_WHAT TO PRODUCE_: Count the lines containing "perceptron". Give the number alone.

--- START ---

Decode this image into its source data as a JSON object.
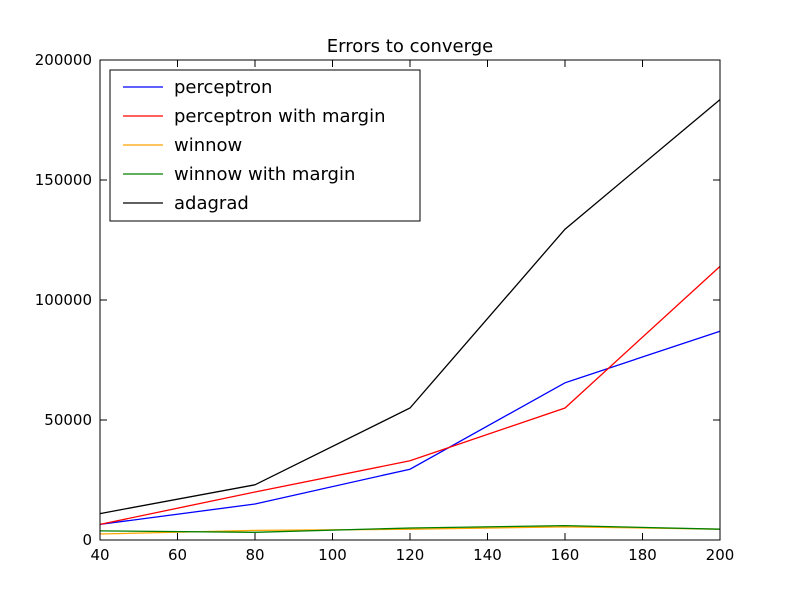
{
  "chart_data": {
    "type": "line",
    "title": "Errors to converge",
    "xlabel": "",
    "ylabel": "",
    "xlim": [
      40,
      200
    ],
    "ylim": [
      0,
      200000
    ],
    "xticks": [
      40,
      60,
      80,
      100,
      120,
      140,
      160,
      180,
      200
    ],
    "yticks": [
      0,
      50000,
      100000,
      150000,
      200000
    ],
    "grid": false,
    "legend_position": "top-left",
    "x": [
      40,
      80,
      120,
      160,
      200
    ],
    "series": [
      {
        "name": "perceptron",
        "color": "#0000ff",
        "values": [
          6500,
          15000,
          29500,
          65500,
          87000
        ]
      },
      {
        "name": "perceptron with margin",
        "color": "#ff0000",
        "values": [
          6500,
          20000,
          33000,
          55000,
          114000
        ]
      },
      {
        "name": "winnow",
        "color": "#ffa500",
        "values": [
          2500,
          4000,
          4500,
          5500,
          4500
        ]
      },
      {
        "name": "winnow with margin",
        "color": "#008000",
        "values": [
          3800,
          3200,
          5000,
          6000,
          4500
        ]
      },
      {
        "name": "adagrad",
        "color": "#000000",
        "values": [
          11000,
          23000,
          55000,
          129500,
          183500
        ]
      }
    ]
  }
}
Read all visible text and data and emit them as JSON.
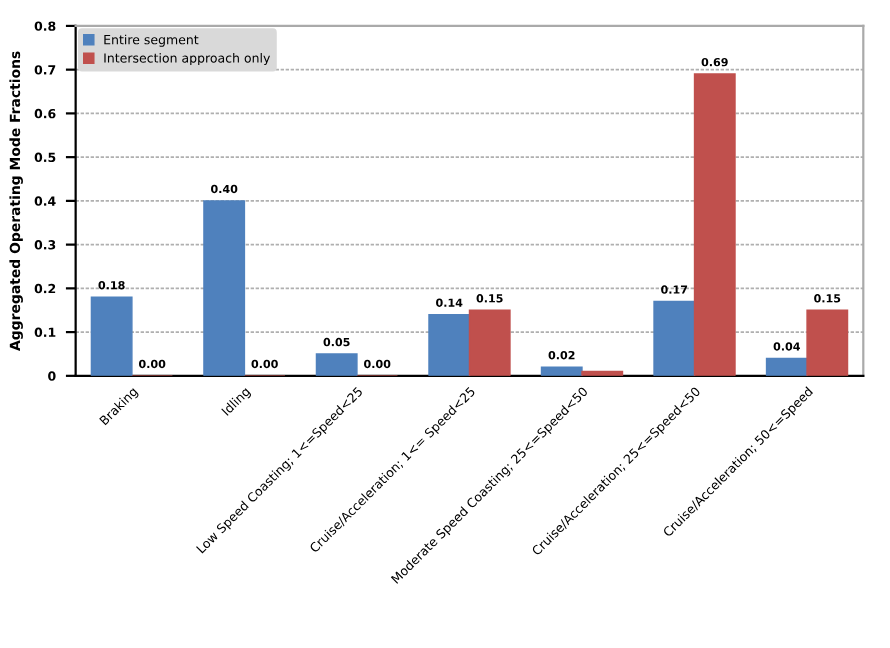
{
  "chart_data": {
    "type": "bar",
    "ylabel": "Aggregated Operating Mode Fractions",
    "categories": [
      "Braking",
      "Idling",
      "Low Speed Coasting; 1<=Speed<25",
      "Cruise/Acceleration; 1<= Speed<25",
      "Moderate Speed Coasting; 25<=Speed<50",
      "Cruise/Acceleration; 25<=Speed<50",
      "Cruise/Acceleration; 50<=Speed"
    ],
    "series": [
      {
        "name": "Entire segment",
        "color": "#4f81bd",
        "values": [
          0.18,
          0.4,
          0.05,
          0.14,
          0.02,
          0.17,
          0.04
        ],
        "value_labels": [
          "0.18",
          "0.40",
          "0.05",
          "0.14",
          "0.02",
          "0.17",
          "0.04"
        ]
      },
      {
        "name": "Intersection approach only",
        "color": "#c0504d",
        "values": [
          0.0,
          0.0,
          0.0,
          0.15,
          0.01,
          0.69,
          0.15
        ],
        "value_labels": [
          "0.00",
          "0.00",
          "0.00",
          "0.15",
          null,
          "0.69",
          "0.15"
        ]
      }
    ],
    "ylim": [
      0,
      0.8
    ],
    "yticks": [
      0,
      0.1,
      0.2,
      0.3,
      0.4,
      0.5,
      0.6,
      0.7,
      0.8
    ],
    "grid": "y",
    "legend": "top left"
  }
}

--- END ---

_THE SOLUTION_: 2